* What is asked
Return all lines that include the string "TOMILLAR".

Source records:
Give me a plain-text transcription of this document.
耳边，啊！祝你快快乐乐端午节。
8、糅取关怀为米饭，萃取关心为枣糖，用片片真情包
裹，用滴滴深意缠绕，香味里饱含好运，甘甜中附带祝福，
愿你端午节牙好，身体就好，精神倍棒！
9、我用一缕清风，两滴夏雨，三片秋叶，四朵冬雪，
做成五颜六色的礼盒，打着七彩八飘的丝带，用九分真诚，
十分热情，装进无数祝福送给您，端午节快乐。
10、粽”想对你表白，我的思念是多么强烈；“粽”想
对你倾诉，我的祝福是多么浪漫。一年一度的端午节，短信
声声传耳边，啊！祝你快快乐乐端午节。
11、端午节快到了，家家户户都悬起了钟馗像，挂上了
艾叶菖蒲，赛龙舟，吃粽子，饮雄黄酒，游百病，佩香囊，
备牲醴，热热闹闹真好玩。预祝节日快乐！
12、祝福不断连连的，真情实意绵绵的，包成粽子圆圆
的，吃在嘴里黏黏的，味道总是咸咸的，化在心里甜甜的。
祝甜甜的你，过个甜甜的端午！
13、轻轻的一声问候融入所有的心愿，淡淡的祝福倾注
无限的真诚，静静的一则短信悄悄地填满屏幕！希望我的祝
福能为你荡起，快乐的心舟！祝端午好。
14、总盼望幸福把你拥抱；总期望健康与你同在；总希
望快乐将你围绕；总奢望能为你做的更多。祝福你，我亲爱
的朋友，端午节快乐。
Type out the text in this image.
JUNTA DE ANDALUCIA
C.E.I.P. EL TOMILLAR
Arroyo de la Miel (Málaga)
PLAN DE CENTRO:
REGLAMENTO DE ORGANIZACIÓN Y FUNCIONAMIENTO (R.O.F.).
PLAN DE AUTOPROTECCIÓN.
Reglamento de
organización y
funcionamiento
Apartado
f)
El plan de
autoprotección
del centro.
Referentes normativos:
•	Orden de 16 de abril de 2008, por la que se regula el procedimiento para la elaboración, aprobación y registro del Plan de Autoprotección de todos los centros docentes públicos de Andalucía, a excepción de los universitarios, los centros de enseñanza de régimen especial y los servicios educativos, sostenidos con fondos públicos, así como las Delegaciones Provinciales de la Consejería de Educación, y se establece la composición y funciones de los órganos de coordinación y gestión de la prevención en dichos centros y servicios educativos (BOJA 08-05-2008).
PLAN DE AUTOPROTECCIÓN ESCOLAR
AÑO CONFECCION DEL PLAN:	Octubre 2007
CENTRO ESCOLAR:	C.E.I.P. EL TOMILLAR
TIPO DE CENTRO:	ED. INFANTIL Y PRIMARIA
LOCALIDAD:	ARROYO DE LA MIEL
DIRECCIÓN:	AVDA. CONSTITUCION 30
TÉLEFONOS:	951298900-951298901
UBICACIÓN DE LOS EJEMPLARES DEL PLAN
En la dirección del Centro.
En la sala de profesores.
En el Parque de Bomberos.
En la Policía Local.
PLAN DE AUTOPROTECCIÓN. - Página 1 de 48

* Task output
C.E.I.P. EL TOMILLAR
CENTRO ESCOLAR:	C.E.I.P. EL TOMILLAR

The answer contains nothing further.